[Data excerpts]
>>>

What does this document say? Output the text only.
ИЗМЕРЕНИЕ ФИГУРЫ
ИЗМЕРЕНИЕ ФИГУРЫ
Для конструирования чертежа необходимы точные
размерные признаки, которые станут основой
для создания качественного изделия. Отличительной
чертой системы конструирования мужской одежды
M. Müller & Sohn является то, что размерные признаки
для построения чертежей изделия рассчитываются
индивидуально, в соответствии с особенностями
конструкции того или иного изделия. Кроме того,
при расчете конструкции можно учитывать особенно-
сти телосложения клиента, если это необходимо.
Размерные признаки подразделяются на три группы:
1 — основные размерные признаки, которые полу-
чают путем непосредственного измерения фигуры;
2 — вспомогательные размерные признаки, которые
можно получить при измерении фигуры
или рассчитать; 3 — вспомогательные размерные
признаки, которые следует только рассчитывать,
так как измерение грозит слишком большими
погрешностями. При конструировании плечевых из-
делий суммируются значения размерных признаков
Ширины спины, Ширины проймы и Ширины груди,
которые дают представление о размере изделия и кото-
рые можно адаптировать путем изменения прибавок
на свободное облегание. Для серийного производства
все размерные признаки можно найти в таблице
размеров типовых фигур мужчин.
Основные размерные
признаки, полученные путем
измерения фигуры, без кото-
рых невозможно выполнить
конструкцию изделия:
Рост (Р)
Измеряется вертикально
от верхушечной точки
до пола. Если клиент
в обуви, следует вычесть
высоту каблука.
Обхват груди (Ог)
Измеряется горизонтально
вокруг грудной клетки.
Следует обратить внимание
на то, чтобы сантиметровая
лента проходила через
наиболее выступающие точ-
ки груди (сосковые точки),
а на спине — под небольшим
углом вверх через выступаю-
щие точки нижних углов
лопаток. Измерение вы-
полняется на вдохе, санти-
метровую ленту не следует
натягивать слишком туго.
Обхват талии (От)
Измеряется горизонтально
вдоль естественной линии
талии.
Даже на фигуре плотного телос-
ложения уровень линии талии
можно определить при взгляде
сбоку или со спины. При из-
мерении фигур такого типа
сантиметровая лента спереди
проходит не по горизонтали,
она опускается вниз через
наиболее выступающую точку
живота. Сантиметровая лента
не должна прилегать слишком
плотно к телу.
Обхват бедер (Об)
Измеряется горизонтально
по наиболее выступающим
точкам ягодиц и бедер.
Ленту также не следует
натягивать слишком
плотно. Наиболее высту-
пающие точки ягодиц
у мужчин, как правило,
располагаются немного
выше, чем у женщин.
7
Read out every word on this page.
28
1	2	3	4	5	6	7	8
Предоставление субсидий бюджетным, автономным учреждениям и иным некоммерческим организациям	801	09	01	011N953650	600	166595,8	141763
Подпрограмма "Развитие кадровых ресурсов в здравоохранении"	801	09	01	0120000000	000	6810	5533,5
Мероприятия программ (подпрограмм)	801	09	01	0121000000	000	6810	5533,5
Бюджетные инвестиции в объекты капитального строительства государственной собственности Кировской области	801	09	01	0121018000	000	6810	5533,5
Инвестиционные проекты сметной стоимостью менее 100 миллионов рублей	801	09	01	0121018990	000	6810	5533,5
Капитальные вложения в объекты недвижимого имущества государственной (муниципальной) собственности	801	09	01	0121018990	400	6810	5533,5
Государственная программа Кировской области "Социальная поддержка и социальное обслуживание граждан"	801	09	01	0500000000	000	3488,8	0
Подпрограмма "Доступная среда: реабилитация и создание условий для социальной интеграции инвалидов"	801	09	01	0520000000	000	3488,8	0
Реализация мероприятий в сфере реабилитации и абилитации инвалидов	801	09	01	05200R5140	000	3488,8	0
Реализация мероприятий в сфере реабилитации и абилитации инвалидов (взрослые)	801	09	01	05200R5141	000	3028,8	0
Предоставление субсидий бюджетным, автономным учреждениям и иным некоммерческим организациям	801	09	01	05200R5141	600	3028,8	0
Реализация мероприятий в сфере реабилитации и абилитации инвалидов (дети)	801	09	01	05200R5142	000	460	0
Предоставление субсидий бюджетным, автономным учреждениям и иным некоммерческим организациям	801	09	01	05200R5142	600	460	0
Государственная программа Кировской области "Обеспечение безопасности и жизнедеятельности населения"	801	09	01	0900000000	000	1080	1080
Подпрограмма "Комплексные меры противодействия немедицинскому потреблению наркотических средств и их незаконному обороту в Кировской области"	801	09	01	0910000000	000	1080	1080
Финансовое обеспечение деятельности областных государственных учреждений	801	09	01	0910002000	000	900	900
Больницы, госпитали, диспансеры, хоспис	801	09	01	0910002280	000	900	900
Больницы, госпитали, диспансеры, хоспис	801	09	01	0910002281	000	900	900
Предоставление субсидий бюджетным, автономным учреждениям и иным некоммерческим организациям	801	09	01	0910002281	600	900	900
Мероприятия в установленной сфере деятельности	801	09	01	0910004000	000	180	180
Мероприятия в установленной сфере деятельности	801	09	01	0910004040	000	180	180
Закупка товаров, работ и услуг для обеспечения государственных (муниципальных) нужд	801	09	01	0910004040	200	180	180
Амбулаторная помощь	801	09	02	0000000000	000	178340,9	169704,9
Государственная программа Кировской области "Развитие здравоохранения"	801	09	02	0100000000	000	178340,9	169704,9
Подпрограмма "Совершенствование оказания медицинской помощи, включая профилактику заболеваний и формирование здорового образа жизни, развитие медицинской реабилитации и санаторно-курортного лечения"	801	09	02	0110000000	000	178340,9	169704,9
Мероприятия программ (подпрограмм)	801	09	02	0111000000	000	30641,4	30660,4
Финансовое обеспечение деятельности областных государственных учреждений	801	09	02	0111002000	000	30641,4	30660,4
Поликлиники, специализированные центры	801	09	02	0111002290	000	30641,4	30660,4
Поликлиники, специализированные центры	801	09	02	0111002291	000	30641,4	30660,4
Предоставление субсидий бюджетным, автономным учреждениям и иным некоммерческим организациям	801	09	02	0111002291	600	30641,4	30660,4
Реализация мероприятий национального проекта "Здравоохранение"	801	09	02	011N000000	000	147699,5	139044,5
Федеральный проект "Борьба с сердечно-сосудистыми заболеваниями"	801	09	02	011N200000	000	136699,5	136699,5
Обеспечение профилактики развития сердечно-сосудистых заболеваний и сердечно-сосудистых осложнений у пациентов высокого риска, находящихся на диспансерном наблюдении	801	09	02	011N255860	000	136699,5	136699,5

<<<

## STATED PROBLEM
Wherever "Мероприятия" shows up in a line, copy that line.

## EXPECTED ANSWER
Мероприятия программ (подпрограмм)	801	09	01	0121000000	000	6810	5533,5
Мероприятия в установленной сфере деятельности	801	09	01	0910004000	000	180	180
Мероприятия в установленной сфере деятельности	801	09	01	0910004040	000	180	180
Мероприятия программ (подпрограмм)	801	09	02	0111000000	000	30641,4	30660,4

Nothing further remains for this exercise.